(THE EXERCISE)
Lines that contain "area" are to be counted; give only their number.
:::
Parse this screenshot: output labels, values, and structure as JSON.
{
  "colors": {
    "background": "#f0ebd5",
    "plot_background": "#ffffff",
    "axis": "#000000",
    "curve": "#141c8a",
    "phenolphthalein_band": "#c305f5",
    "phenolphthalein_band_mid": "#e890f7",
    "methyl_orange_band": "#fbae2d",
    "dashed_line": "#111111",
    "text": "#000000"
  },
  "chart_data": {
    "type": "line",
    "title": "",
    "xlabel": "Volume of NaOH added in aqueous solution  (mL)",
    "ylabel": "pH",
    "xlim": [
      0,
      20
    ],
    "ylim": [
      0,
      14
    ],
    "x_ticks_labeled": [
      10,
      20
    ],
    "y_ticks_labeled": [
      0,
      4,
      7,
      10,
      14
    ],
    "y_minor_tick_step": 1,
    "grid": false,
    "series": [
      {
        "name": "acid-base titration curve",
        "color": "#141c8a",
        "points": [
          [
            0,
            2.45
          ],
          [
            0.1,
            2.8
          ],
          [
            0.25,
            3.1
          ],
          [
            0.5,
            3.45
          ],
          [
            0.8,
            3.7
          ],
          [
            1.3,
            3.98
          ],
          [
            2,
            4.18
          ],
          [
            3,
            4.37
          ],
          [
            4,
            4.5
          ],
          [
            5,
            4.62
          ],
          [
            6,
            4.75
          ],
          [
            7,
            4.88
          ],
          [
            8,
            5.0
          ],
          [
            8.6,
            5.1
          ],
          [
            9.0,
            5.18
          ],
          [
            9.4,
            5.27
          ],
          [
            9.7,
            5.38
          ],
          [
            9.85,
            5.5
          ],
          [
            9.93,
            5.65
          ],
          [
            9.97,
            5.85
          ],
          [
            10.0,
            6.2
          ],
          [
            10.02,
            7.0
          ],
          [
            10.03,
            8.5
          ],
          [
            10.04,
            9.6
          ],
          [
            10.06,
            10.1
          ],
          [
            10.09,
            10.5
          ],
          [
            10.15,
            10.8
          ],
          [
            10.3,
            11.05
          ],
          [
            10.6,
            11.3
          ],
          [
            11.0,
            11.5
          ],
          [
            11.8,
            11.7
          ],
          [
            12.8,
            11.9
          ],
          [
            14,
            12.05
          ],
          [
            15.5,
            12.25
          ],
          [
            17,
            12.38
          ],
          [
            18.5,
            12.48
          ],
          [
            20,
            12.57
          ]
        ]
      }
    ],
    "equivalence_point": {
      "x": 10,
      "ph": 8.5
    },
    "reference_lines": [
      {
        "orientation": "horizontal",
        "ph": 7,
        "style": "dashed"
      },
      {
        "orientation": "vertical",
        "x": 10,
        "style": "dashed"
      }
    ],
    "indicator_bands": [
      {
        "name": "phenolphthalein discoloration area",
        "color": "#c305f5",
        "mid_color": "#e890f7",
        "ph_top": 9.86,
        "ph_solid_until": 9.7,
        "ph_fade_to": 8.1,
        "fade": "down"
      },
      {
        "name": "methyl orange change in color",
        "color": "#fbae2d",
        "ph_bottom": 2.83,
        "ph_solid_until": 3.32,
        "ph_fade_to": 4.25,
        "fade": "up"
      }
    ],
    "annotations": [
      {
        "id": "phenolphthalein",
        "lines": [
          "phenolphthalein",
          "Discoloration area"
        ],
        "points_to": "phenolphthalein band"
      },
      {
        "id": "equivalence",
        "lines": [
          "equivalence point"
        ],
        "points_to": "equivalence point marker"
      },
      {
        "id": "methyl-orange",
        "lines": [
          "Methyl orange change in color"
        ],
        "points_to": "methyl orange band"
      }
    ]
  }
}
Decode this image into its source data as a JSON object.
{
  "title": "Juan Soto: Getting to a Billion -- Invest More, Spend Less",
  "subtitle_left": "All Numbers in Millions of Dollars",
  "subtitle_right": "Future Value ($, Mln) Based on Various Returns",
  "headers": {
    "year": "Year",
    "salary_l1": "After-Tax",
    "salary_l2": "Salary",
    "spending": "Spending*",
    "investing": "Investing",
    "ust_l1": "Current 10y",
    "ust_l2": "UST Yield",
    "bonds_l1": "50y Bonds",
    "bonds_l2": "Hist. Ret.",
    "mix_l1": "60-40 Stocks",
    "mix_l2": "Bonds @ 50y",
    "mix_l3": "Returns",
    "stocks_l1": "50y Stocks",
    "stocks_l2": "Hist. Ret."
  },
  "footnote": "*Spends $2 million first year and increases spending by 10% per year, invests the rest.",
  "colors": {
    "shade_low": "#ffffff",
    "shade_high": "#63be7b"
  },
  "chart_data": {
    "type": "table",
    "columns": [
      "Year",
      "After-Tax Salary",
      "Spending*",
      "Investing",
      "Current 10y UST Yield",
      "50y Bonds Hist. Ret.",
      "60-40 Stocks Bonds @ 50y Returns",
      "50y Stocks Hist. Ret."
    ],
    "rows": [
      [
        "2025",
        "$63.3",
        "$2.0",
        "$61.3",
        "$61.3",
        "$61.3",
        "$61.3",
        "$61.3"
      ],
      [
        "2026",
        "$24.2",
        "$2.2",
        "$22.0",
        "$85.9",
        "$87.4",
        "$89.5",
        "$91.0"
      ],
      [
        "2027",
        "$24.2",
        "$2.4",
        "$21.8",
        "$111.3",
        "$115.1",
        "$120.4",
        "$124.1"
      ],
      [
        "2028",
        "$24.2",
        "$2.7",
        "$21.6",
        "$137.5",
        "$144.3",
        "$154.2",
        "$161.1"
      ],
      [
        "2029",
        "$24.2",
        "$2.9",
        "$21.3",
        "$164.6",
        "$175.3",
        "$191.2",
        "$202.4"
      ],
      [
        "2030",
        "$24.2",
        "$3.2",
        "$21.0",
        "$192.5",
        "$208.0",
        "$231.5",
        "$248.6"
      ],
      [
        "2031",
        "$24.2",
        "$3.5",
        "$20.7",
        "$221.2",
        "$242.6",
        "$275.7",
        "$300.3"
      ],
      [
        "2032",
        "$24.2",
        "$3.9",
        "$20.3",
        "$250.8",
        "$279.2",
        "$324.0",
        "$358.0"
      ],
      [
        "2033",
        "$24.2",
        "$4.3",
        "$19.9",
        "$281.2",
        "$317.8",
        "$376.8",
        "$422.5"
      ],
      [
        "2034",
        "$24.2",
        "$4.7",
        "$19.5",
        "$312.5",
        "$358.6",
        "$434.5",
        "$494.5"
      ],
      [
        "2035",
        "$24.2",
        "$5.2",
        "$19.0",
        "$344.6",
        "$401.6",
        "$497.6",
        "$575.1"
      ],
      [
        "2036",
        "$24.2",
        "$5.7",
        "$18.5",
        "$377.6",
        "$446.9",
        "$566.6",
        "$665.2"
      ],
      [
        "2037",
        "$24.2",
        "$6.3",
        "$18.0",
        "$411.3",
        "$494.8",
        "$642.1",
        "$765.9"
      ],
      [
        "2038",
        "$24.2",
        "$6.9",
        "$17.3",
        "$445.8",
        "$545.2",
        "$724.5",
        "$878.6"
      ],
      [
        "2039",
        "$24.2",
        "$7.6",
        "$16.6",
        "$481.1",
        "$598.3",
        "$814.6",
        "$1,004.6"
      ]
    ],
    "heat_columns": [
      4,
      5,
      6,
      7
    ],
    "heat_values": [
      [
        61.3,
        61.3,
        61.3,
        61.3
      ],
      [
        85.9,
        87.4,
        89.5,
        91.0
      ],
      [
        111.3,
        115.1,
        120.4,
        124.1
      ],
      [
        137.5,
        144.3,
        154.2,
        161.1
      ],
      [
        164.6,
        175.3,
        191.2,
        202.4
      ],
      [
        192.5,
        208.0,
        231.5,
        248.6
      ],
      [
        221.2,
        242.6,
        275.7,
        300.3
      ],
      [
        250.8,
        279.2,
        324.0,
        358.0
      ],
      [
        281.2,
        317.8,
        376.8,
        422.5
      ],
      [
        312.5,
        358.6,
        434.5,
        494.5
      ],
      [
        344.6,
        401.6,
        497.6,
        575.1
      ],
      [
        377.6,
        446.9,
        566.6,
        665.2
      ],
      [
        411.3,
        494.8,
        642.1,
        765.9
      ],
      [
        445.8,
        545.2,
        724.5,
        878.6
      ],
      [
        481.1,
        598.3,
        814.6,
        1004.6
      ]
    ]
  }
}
:::
(COMPLETED TASK)
2